» SHORT PROBLEM: Write out all lines holding the word "energies".

» INPUT FOR THIS TASK:
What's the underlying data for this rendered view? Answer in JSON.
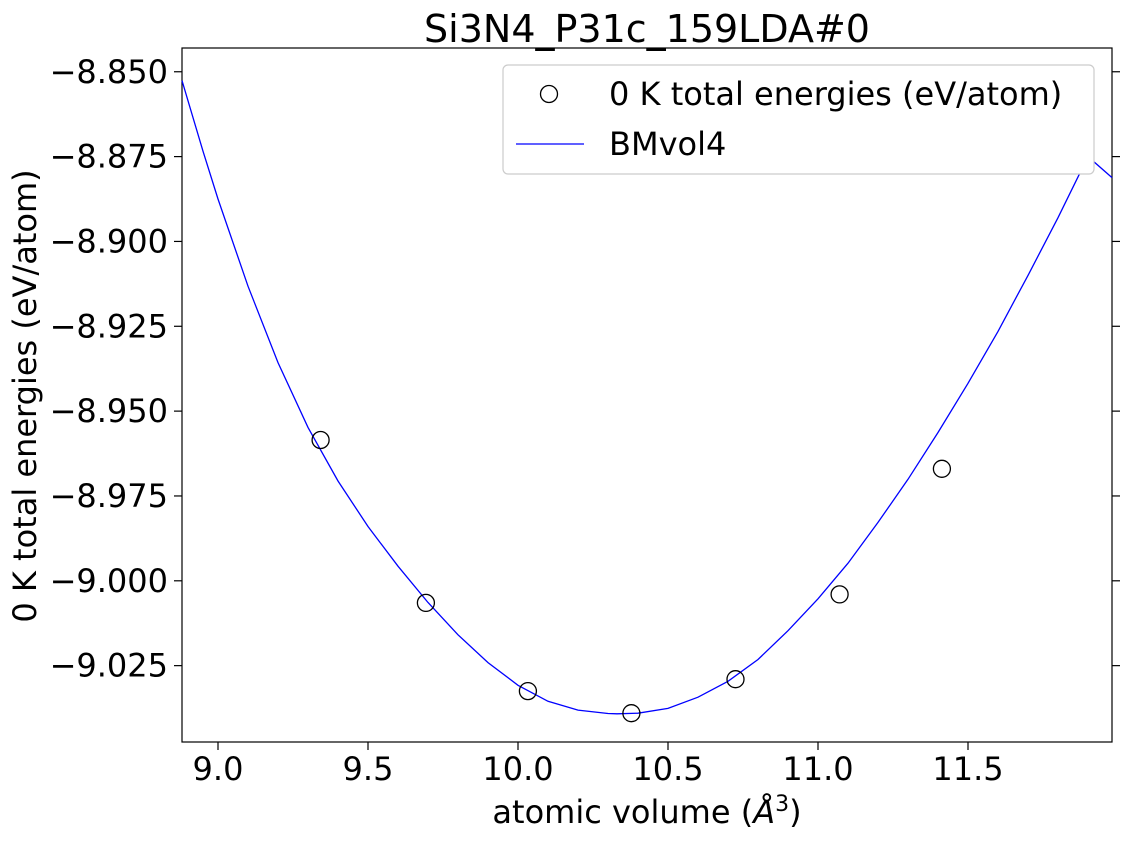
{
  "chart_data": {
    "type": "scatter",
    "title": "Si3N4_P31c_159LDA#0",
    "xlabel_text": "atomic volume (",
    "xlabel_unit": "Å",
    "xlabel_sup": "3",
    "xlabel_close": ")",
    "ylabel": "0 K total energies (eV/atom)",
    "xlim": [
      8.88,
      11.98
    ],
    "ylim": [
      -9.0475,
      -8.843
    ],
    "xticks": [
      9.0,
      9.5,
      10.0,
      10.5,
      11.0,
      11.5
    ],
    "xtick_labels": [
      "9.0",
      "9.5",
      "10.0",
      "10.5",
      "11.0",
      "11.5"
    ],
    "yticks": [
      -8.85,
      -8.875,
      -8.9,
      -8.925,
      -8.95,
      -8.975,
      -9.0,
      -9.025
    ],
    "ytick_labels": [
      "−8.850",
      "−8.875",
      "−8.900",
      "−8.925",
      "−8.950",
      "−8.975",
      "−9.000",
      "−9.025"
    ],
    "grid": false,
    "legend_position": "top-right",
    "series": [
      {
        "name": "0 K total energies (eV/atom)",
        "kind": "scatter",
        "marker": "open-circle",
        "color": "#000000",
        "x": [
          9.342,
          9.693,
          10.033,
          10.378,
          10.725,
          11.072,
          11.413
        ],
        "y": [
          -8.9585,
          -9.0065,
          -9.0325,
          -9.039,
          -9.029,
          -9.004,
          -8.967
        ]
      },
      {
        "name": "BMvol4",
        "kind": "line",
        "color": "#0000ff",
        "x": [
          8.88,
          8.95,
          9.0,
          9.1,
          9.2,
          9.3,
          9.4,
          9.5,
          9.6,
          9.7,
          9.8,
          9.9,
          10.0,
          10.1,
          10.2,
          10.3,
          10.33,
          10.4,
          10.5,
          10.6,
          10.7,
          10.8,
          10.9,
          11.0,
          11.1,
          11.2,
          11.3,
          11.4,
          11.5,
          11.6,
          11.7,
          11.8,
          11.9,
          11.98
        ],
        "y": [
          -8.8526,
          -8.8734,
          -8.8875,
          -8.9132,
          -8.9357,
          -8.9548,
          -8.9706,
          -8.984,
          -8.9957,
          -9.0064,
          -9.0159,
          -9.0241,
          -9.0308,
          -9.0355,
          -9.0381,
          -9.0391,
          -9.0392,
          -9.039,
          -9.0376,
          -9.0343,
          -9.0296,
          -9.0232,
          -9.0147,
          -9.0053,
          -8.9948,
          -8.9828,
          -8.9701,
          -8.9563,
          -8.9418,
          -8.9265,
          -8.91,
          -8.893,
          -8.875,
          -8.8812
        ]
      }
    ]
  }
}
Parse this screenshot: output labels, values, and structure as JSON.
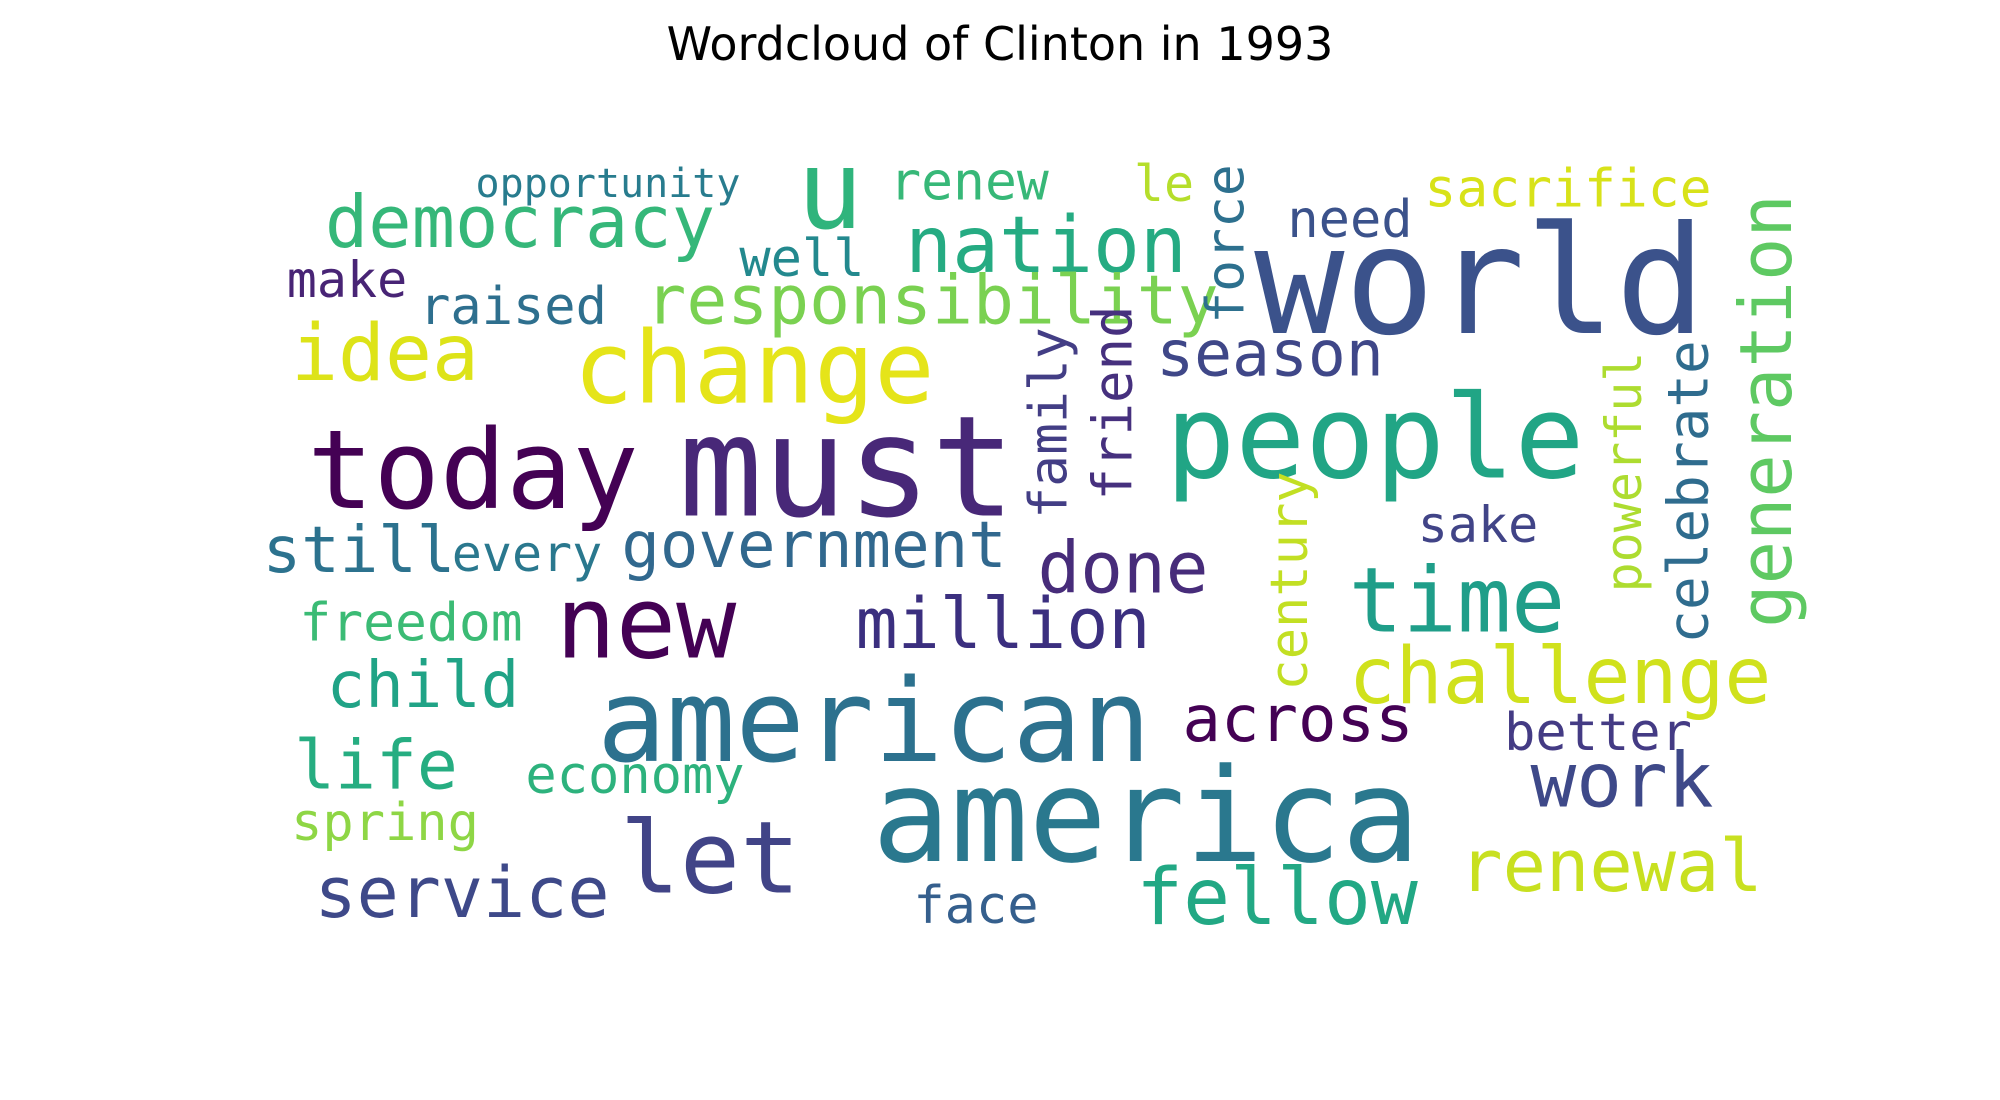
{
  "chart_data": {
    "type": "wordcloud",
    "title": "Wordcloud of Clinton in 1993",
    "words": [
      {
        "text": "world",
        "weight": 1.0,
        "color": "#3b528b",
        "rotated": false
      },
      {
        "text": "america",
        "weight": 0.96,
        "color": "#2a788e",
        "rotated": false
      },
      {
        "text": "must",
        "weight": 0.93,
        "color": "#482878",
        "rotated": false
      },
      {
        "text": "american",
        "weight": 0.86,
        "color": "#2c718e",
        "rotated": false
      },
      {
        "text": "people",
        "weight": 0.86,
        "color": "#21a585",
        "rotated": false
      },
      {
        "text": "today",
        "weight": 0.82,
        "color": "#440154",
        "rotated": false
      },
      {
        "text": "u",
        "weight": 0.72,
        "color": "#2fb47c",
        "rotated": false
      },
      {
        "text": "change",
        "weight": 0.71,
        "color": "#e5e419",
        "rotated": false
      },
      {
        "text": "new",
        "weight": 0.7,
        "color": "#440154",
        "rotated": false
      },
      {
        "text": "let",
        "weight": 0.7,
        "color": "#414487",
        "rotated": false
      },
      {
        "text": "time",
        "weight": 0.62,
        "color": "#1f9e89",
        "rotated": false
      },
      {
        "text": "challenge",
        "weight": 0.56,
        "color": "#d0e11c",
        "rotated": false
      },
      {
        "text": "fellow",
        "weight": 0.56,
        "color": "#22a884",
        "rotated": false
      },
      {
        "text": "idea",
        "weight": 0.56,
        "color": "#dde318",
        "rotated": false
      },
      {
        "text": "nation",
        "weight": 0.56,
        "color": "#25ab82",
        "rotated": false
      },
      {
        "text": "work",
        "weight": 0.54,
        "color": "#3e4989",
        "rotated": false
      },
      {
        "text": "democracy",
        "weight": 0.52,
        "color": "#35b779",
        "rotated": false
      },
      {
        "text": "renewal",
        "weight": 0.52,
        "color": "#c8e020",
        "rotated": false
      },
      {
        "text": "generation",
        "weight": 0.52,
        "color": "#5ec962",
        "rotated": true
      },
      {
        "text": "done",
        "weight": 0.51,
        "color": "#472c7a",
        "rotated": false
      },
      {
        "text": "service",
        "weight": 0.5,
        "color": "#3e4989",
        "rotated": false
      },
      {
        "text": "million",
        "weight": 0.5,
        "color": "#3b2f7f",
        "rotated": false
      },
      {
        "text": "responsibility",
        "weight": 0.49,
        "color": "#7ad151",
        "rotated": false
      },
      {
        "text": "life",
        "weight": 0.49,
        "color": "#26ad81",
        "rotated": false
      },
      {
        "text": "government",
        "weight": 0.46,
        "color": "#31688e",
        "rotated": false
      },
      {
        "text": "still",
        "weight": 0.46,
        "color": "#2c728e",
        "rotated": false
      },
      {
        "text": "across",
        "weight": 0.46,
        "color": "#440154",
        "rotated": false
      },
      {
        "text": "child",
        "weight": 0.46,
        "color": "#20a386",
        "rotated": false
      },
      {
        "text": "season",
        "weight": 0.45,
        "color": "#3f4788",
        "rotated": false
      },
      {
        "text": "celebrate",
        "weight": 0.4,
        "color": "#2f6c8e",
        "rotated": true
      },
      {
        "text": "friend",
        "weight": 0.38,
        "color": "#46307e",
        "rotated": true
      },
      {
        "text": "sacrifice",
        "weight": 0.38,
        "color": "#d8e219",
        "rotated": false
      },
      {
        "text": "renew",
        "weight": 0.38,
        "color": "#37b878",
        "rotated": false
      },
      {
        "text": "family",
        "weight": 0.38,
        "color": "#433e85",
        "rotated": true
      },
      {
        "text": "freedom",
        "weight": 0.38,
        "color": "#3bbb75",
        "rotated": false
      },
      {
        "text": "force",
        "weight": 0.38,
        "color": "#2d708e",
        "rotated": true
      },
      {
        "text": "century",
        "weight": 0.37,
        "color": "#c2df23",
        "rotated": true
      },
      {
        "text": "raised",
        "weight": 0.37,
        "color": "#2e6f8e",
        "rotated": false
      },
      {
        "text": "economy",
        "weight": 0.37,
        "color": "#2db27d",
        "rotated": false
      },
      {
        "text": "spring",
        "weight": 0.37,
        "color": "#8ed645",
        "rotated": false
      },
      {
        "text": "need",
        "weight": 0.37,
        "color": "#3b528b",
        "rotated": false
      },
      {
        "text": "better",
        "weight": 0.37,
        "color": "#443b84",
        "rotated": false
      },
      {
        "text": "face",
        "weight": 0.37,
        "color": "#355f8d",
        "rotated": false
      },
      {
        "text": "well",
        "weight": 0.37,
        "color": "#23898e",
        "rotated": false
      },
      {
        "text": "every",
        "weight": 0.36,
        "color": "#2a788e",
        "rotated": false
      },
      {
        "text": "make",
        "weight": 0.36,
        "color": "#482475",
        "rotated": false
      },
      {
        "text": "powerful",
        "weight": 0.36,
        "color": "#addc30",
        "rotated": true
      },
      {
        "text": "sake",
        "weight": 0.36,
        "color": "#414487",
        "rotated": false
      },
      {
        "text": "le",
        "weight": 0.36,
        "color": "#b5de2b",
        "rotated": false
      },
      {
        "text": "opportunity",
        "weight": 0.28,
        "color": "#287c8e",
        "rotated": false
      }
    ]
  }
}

==

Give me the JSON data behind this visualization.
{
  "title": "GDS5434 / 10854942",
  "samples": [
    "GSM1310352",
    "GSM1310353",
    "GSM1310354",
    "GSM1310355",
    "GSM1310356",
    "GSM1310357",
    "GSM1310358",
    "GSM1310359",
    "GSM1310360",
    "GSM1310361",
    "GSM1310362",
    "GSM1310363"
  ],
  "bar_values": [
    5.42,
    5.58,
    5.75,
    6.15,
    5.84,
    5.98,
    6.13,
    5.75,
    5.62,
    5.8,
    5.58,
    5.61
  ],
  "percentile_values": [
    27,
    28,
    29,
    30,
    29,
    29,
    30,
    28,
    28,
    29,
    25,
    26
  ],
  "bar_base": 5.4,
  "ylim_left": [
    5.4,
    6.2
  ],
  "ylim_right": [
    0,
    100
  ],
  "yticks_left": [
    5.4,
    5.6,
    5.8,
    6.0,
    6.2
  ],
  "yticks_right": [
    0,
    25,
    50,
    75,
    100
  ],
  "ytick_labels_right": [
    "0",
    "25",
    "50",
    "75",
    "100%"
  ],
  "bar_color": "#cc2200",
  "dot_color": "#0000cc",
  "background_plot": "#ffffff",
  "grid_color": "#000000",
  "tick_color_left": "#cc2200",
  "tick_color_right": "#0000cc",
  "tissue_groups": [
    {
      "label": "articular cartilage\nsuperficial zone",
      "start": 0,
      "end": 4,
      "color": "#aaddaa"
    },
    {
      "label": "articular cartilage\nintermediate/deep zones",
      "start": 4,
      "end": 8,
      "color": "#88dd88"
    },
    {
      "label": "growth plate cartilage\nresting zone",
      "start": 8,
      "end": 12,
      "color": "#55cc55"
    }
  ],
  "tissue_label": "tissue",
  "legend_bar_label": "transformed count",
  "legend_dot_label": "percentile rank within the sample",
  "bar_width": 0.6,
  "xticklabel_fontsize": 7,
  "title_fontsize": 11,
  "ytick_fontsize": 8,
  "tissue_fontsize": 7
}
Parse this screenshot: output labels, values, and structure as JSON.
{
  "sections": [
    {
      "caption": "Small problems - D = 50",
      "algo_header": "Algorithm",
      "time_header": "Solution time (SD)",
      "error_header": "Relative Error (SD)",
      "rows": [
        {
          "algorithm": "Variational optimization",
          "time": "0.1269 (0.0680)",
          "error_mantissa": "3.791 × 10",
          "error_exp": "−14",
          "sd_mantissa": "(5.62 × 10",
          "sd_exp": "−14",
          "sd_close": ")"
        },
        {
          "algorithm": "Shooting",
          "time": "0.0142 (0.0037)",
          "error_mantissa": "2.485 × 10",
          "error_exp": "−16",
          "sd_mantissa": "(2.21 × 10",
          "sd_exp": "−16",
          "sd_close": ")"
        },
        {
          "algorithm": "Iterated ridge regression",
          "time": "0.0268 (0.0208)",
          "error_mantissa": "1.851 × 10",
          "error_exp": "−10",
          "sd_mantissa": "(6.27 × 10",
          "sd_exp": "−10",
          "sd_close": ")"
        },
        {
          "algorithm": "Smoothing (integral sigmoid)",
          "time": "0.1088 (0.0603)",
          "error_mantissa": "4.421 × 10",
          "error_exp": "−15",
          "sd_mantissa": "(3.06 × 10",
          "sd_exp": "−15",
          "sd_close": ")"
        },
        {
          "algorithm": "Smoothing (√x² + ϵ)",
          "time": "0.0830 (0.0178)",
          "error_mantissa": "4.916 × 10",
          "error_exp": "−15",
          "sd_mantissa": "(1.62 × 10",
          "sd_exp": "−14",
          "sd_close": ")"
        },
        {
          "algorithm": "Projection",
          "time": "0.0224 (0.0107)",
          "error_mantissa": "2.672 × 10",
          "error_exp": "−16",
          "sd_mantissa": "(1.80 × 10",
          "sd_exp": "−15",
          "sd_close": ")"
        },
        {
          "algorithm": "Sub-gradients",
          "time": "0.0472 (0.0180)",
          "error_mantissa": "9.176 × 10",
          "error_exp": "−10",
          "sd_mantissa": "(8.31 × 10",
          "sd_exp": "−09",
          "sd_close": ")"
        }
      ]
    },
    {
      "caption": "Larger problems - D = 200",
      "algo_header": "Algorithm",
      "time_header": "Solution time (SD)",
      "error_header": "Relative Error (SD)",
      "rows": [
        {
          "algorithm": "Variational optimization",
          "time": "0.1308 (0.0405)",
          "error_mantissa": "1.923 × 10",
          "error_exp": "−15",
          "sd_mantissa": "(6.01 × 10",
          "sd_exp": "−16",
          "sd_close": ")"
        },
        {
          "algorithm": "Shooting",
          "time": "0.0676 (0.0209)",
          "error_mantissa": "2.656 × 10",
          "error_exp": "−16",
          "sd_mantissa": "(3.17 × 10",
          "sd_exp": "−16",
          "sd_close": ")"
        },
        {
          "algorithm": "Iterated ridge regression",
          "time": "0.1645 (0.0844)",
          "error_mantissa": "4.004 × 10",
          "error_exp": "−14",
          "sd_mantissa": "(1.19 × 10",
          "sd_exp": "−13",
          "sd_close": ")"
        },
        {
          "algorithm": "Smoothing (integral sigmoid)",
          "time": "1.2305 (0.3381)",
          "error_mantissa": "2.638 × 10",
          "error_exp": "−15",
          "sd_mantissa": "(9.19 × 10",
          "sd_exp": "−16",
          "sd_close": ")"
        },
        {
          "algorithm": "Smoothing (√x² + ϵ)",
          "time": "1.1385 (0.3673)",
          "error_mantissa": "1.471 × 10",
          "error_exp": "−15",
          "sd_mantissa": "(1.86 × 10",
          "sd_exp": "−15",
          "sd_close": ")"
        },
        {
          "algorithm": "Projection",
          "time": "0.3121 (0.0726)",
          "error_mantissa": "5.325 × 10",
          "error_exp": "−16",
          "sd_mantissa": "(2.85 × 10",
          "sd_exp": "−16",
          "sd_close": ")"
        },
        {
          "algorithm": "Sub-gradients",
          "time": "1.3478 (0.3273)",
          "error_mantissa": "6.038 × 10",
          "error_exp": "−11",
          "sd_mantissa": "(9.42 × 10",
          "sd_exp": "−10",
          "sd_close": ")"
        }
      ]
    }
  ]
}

» WRITTEN SOLUTION:
    "ylabel": "0 K total energies (eV/atom)",
        "name": "0 K total energies (eV/atom)",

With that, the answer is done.